[Extracted records]
☆ ☆ ☆ ☆ ☆

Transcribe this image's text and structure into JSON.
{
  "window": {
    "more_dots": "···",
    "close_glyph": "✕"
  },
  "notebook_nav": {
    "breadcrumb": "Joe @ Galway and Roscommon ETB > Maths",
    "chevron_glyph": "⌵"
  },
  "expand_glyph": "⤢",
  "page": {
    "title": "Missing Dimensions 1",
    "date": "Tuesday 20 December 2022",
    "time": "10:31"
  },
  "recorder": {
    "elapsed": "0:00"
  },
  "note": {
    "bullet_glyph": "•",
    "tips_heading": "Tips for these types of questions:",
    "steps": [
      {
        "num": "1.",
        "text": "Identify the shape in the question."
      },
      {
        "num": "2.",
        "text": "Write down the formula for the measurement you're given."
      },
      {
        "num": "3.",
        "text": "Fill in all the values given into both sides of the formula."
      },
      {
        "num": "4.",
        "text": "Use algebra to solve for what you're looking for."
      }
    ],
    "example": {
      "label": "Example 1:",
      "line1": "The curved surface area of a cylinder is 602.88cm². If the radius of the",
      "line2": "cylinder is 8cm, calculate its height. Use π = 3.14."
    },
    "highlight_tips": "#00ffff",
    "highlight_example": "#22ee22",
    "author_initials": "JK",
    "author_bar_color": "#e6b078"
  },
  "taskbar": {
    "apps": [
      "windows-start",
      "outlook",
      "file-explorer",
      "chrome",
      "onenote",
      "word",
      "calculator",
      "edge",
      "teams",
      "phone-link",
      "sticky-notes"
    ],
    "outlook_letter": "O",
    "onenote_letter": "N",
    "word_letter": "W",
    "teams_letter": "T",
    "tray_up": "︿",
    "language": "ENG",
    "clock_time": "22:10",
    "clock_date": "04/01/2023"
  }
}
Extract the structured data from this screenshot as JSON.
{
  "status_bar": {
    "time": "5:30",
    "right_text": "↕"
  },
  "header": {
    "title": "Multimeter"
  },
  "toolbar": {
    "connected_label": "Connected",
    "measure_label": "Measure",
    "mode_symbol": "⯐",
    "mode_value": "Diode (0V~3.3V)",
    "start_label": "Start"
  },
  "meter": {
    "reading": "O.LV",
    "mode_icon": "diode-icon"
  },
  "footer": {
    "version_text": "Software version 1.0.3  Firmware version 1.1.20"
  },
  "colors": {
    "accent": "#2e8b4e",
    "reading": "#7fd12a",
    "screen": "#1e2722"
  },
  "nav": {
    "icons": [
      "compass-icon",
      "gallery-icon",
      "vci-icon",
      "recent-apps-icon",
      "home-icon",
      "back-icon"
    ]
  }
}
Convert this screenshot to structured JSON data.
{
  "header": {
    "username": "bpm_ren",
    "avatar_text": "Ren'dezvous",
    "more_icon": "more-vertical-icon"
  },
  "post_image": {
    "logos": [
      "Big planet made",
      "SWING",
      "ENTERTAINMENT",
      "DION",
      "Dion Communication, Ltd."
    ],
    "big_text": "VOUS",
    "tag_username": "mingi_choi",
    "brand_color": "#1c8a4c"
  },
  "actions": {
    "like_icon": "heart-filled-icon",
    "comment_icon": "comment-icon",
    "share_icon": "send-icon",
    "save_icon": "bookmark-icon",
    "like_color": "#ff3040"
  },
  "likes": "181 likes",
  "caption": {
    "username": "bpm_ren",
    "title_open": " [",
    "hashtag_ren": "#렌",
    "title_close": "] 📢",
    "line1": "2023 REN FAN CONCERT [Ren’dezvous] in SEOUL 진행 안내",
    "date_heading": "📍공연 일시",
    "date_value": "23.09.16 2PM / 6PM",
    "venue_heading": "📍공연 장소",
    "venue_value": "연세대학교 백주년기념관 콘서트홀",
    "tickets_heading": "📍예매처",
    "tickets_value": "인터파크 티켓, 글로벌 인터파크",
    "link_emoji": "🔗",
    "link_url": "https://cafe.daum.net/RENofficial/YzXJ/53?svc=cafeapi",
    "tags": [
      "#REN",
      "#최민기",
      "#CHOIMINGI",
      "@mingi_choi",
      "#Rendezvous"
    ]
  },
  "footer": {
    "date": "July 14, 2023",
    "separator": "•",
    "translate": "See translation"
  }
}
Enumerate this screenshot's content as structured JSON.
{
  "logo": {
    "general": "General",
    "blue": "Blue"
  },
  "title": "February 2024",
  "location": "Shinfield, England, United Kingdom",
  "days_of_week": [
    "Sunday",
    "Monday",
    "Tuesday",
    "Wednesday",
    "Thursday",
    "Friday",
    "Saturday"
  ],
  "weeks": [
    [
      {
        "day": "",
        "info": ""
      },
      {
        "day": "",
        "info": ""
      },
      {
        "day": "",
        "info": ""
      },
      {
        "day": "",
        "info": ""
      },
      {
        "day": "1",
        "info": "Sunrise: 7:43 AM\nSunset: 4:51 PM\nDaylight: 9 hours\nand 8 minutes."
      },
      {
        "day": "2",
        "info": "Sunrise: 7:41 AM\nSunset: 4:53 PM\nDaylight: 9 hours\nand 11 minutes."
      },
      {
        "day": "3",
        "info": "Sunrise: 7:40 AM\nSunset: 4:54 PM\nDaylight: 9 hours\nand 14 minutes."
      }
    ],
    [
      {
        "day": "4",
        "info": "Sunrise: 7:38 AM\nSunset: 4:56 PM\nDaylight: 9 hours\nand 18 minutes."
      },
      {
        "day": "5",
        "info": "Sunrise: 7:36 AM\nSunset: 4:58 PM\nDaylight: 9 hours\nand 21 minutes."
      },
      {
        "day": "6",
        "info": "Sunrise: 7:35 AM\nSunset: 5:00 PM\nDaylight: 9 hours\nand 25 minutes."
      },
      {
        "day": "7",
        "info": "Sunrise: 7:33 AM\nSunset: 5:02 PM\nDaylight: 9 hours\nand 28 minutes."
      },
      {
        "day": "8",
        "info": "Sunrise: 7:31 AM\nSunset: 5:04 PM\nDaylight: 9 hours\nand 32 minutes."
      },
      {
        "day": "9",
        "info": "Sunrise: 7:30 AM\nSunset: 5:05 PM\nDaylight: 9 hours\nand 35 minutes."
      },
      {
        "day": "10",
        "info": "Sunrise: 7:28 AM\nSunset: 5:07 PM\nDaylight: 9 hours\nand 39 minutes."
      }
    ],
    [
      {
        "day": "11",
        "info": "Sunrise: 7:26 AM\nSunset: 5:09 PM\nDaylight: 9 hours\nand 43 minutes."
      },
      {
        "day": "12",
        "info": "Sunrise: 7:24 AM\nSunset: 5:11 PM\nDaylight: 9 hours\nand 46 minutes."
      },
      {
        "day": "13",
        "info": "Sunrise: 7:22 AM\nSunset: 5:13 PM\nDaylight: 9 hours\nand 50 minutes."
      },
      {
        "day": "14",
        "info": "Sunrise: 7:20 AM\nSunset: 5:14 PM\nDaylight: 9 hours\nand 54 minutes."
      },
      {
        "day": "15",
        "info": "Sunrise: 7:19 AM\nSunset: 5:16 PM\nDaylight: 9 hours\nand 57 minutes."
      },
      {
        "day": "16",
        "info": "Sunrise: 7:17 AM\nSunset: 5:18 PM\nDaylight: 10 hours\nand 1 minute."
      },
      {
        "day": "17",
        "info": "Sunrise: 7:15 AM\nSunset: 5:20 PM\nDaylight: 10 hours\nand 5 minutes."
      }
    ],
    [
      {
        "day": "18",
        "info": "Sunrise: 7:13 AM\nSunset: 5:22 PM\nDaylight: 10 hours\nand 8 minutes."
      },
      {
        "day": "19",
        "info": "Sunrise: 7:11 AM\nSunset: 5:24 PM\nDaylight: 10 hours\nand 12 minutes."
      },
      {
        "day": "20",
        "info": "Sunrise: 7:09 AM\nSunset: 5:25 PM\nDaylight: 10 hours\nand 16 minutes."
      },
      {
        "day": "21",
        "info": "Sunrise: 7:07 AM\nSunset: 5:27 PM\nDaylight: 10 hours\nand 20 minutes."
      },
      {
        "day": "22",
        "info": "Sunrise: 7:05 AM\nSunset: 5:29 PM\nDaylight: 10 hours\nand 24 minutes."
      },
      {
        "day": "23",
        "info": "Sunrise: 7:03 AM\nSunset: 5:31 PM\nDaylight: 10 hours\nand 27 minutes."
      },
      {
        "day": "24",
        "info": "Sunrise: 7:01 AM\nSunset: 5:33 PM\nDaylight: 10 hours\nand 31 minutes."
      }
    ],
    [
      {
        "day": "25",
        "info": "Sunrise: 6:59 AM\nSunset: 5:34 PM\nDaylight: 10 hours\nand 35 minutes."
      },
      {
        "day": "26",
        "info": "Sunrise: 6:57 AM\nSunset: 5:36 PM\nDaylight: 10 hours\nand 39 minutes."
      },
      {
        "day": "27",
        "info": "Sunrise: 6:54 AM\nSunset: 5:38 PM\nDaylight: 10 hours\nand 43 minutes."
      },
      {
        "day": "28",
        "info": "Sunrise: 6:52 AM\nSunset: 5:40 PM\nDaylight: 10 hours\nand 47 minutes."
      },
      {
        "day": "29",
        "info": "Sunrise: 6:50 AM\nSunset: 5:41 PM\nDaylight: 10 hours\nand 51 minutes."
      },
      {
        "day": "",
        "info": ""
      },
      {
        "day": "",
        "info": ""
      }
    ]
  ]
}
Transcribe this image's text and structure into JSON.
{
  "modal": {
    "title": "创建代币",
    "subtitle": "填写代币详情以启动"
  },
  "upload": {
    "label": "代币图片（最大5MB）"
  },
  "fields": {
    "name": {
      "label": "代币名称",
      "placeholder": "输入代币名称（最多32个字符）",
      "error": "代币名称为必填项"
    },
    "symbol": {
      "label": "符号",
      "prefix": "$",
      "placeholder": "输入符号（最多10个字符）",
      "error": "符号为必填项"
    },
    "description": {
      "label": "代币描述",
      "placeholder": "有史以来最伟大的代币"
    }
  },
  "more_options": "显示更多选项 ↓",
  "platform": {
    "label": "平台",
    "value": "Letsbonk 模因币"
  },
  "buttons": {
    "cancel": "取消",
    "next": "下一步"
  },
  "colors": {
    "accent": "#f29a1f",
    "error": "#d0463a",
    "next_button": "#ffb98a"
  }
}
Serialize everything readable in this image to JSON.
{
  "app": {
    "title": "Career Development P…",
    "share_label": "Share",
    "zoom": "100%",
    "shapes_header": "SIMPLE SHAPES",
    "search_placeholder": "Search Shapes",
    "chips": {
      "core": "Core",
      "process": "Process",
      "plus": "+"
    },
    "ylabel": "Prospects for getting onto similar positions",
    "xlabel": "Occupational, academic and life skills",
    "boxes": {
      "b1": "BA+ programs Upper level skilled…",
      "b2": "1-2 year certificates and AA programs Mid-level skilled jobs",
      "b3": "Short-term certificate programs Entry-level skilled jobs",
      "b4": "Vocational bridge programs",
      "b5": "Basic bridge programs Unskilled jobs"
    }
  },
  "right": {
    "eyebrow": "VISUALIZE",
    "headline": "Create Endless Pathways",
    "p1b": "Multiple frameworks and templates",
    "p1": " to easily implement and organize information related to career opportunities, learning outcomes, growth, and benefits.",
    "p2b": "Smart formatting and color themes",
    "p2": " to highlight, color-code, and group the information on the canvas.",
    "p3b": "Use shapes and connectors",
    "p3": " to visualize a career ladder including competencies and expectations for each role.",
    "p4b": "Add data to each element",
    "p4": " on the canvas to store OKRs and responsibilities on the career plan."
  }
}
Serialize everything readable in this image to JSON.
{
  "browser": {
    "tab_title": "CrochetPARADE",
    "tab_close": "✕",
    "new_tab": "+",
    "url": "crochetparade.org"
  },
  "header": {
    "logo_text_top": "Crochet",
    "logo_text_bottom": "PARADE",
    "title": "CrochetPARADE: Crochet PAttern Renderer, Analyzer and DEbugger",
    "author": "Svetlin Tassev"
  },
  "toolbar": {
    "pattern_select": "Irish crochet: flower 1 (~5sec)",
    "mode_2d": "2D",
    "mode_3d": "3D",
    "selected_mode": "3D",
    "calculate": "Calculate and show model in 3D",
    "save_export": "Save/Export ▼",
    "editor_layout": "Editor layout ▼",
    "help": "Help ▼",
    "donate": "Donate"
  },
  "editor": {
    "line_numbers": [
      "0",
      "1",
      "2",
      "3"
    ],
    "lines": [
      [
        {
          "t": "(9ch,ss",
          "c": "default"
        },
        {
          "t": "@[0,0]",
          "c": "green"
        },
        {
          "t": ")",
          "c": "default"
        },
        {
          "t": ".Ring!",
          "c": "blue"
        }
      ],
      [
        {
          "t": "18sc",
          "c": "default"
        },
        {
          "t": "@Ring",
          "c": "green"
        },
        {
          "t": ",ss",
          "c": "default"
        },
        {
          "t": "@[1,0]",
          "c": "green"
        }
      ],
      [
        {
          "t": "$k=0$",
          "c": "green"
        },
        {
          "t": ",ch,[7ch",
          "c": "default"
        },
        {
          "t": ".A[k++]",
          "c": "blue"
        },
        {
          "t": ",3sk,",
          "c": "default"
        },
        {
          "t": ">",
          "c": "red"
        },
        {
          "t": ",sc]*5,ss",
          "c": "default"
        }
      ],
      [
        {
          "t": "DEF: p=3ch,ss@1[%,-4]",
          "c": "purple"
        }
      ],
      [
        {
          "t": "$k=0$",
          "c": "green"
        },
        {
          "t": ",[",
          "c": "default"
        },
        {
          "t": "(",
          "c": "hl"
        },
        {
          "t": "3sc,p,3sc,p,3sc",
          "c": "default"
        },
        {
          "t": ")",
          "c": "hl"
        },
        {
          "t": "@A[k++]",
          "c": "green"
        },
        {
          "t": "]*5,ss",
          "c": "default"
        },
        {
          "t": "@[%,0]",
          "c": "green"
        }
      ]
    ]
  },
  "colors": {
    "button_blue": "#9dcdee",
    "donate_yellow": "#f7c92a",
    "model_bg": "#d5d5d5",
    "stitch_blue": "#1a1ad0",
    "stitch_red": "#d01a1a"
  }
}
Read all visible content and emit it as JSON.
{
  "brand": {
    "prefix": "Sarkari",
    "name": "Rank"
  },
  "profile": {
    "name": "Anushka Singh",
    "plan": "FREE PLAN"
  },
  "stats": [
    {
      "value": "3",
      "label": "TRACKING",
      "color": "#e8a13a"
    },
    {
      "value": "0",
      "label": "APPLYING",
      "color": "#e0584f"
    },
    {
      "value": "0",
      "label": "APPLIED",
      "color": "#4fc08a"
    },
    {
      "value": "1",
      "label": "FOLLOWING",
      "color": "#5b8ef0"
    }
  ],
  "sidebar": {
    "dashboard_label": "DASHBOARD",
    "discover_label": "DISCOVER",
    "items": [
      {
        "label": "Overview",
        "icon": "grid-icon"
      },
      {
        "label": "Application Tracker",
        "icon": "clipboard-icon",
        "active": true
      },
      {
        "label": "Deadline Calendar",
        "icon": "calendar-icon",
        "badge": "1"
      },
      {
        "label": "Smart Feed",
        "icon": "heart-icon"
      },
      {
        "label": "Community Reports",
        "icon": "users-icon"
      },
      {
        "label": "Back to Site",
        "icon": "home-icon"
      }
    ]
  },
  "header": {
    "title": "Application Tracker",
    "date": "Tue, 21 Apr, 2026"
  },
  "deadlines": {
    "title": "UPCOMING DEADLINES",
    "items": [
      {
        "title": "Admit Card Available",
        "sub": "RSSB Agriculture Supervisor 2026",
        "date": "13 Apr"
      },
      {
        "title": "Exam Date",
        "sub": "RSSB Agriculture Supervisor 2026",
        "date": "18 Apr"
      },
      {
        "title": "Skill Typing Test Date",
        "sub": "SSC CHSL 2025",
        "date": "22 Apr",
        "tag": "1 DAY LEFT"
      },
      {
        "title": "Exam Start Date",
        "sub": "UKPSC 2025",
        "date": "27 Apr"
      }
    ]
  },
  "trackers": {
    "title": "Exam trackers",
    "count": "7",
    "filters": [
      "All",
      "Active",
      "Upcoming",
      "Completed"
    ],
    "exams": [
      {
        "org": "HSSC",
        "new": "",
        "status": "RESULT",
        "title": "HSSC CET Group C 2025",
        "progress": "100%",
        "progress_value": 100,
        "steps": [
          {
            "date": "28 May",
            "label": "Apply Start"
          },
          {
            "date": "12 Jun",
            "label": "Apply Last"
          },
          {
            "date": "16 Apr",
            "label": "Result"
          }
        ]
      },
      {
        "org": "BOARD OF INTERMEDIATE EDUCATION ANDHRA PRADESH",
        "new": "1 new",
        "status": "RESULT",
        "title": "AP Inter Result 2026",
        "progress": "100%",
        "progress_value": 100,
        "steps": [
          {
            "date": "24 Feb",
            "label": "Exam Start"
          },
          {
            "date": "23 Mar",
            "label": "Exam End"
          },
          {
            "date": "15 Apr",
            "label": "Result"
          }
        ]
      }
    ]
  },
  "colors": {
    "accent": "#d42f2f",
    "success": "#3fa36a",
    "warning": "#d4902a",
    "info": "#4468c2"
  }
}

☆ ☆ ☆ ☆ ☆

Directive: Go through the records and pull out each line that includes the word "accent".

Answer to the task:
    "accent": "#2e8b4e",
    "accent": "#f29a1f",
    "accent": "#d42f2f",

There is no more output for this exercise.